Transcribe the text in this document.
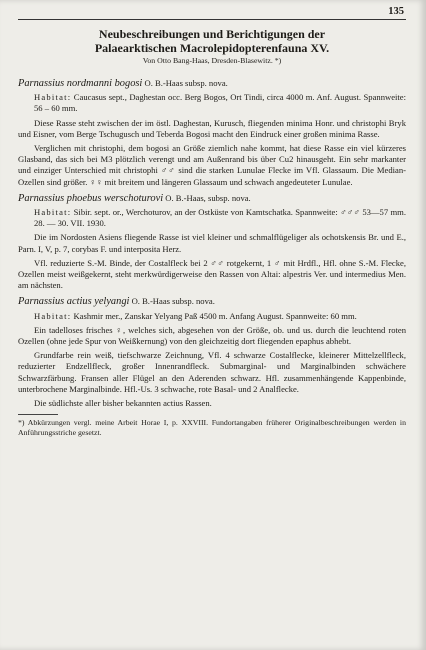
135
Neubeschreibungen und Berichtigungen der
Palaearktischen Macrolepidopterenfauna XV.
Von Otto Bang-Haas, Dresden-Blasewitz. *)

Parnassius nordmanni bogosi O. B.-Haas subsp. nova.

Habitat: Caucasus sept., Daghestan occ. Berg Bogos, Ort Tindi, circa 4000 m. Anf. August. Spannweite: 56 – 60 mm.

Diese Rasse steht zwischen der im östl. Daghestan, Kurusch, fliegenden minima Honr. und christophi Bryk und Eisner, vom Berge Tschugusch und Teberda Bogosi macht den Eindruck einer großen minima Rasse.

Verglichen mit christophi, dem bogosi an Größe ziemlich nahe kommt, hat diese Rasse ein viel kürzeres Glasband, das sich bei M3 plötzlich verengt und am Außenrand bis über Cu2 hinausgeht. Ein sehr markanter und einziger Unterschied mit christophi ♂♂ sind die starken Lunulae Flecke im Vfl. Glassaum. Die Median-Ozellen sind größer. ♀♀ mit breitem und längeren Glassaum und schwach angedeuteter Lunulae.

Parnassius phoebus werschoturovi O. B.-Haas, subsp. nova.

Habitat: Sibir. sept. or., Werchoturov, an der Ostküste von Kamtschatka. Spannweite: ♂♂♂ 53—57 mm. 28. — 30. VII. 1930.

Die im Nordosten Asiens fliegende Rasse ist viel kleiner und schmalflügeliger als ochotskensis Br. und E., Parn. I, V, p. 7, corybas F. und interposita Herz.

Vfl. reduzierte S.-M. Binde, der Costalfleck bei 2 ♂♂ rotgekernt, 1 ♂ mit Hrdfl., Hfl. ohne S.-M. Flecke, Ozellen meist weißgekernt, steht merkwürdigerweise den Rassen von Altai: alpestris Ver. und intermedius Men. am nächsten.

Parnassius actius yelyangi O. B.-Haas subsp. nova.

Habitat: Kashmir mer., Zanskar Yelyang Paß 4500 m. Anfang August. Spannweite: 60 mm.

Ein tadelloses frisches ♀, welches sich, abgesehen von der Größe, ob. und us. durch die leuchtend roten Ozellen (ohne jede Spur von Weißkernung) von den gleichzeitig dort fliegenden epaphus abhebt.

Grundfarbe rein weiß, tiefschwarze Zeichnung, Vfl. 4 schwarze Costalflecke, kleinerer Mittelzellfleck, reduzierter Endzellfleck, großer Innenrandfleck. Submarginal- und Marginalbinden schwächere Schwarzfärbung. Fransen aller Flügel an den Aderenden schwarz. Hfl. zusammenhängende Kappenbinde, unterbrochene Marginalbinde. Hfl.-Us. 3 schwache, rote Basal- und 2 Analflecke.

Die südlichste aller bisher bekannten actius Rassen.

*) Abkürzungen vergl. meine Arbeit Horae I, p. XXVIII. Fundortangaben früherer Originalbeschreibungen werden in Anführungsstriche gesetzt.
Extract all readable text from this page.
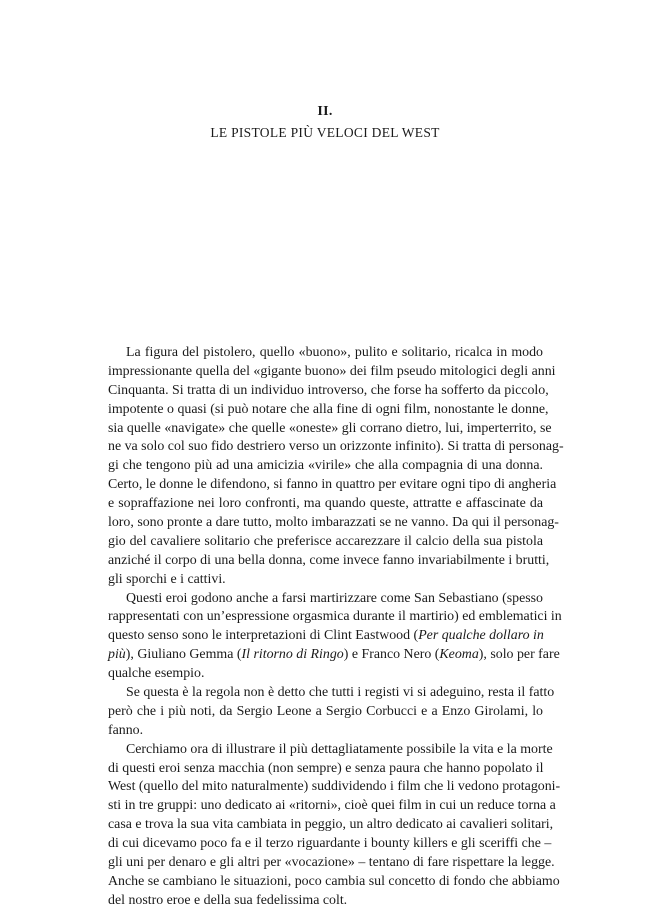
II.
LE PISTOLE PIÙ VELOCI DEL WEST
La figura del pistolero, quello «buono», pulito e solitario, ricalca in modo
impressionante quella del «gigante buono» dei film pseudo mitologici degli anni
Cinquanta. Si tratta di un individuo introverso, che forse ha sofferto da piccolo,
impotente o quasi (si può notare che alla fine di ogni film, nonostante le donne,
sia quelle «navigate» che quelle «oneste» gli corrano dietro, lui, imperterrito, se
ne va solo col suo fido destriero verso un orizzonte infinito). Si tratta di personag-
gi che tengono più ad una amicizia «virile» che alla compagnia di una donna.
Certo, le donne le difendono, si fanno in quattro per evitare ogni tipo di angheria
e sopraffazione nei loro confronti, ma quando queste, attratte e affascinate da
loro, sono pronte a dare tutto, molto imbarazzati se ne vanno. Da qui il personag-
gio del cavaliere solitario che preferisce accarezzare il calcio della sua pistola
anziché il corpo di una bella donna, come invece fanno invariabilmente i brutti,
gli sporchi e i cattivi.
Questi eroi godono anche a farsi martirizzare come San Sebastiano (spesso
rappresentati con un’espressione orgasmica durante il martirio) ed emblematici in
questo senso sono le interpretazioni di Clint Eastwood (Per qualche dollaro in
più), Giuliano Gemma (Il ritorno di Ringo) e Franco Nero (Keoma), solo per fare
qualche esempio.
Se questa è la regola non è detto che tutti i registi vi si adeguino, resta il fatto
però che i più noti, da Sergio Leone a Sergio Corbucci e a Enzo Girolami, lo
fanno.
Cerchiamo ora di illustrare il più dettagliatamente possibile la vita e la morte
di questi eroi senza macchia (non sempre) e senza paura che hanno popolato il
West (quello del mito naturalmente) suddividendo i film che li vedono protagoni-
sti in tre gruppi: uno dedicato ai «ritorni», cioè quei film in cui un reduce torna a
casa e trova la sua vita cambiata in peggio, un altro dedicato ai cavalieri solitari,
di cui dicevamo poco fa e il terzo riguardante i bounty killers e gli sceriffi che –
gli uni per denaro e gli altri per «vocazione» – tentano di fare rispettare la legge.
Anche se cambiano le situazioni, poco cambia sul concetto di fondo che abbiamo
del nostro eroe e della sua fedelissima colt.
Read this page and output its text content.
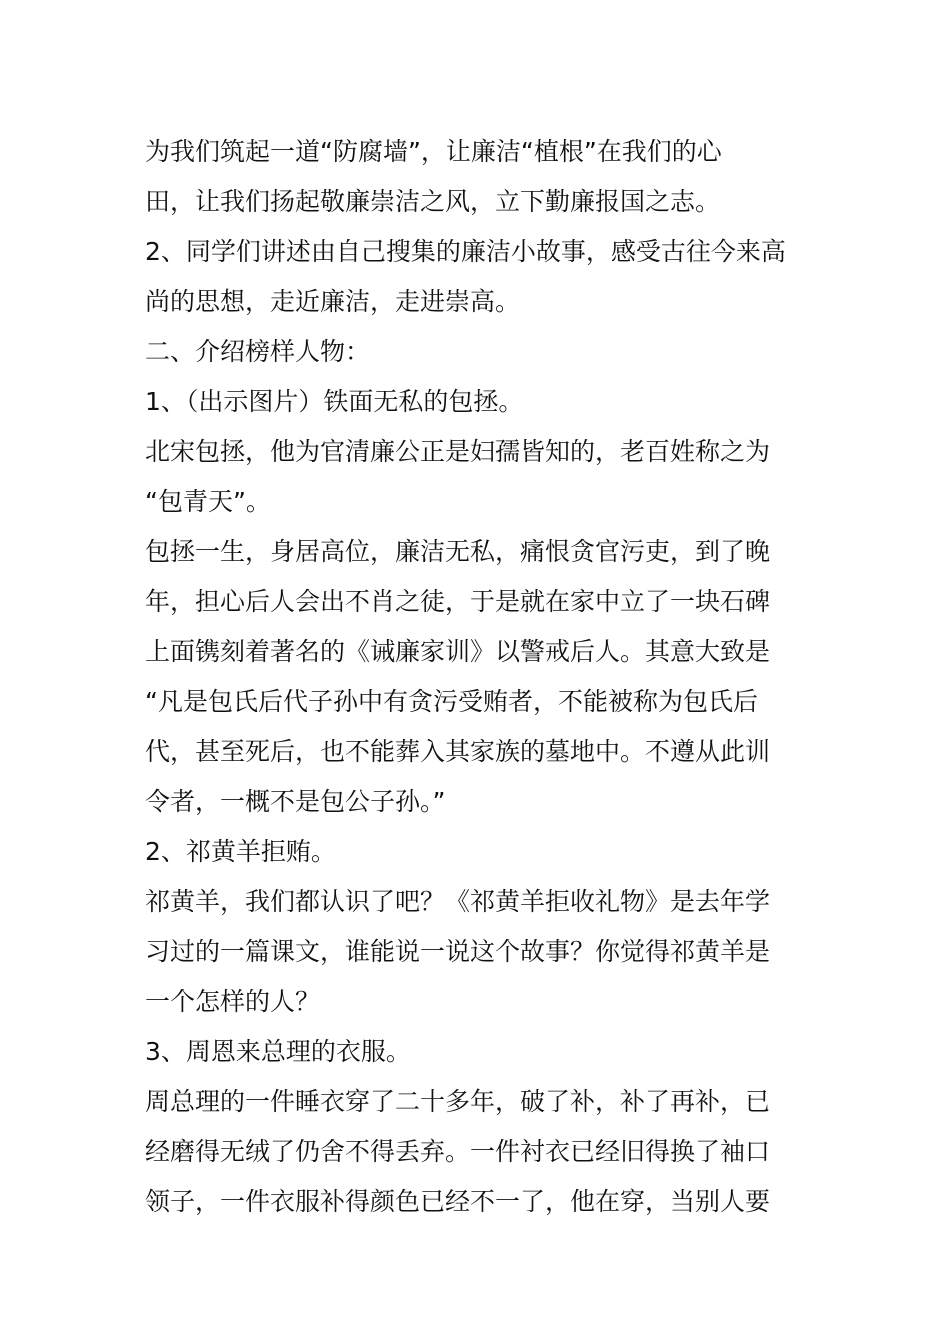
为我们筑起一道“防腐墙”，让廉洁“植根”在我们的心
田，让我们扬起敬廉崇洁之风，立下勤廉报国之志。
2、同学们讲述由自己搜集的廉洁小故事，感受古往今来高
尚的思想，走近廉洁，走进崇高。
二、介绍榜样人物：
1、（出示图片）铁面无私的包拯。
北宋包拯，他为官清廉公正是妇孺皆知的，老百姓称之为
“包青天”。
包拯一生，身居高位，廉洁无私，痛恨贪官污吏，到了晚
年，担心后人会出不肖之徒，于是就在家中立了一块石碑
上面镌刻着著名的《诫廉家训》以警戒后人。其意大致是
“凡是包氏后代子孙中有贪污受贿者，不能被称为包氏后
代，甚至死后，也不能葬入其家族的墓地中。不遵从此训
令者，一概不是包公子孙。”
2、祁黄羊拒贿。
祁黄羊，我们都认识了吧？《祁黄羊拒收礼物》是去年学
习过的一篇课文，谁能说一说这个故事？你觉得祁黄羊是
一个怎样的人？
3、周恩来总理的衣服。
周总理的一件睡衣穿了二十多年，破了补，补了再补，已
经磨得无绒了仍舍不得丢弃。一件衬衣已经旧得换了袖口
领子，一件衣服补得颜色已经不一了，他在穿，当别人要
───
Extract the lines beginning with the one that contains "Read this page and output its text content." and ending with the last line of the listing. Keep them exact and drop the pictures.

Read this page and output its text content.
为我们筑起一道“防腐墙”，让廉洁“植根”在我们的心
田，让我们扬起敬廉崇洁之风，立下勤廉报国之志。
2、同学们讲述由自己搜集的廉洁小故事，感受古往今来高
尚的思想，走近廉洁，走进崇高。
二、介绍榜样人物：
1、（出示图片）铁面无私的包拯。
北宋包拯，他为官清廉公正是妇孺皆知的，老百姓称之为
“包青天”。
包拯一生，身居高位，廉洁无私，痛恨贪官污吏，到了晚
年，担心后人会出不肖之徒，于是就在家中立了一块石碑
上面镌刻着著名的《诫廉家训》以警戒后人。其意大致是
“凡是包氏后代子孙中有贪污受贿者，不能被称为包氏后
代，甚至死后，也不能葬入其家族的墓地中。不遵从此训
令者，一概不是包公子孙。”
2、祁黄羊拒贿。
祁黄羊，我们都认识了吧？《祁黄羊拒收礼物》是去年学
习过的一篇课文，谁能说一说这个故事？你觉得祁黄羊是
一个怎样的人？
3、周恩来总理的衣服。
周总理的一件睡衣穿了二十多年，破了补，补了再补，已
经磨得无绒了仍舍不得丢弃。一件衬衣已经旧得换了袖口
领子，一件衣服补得颜色已经不一了，他在穿，当别人要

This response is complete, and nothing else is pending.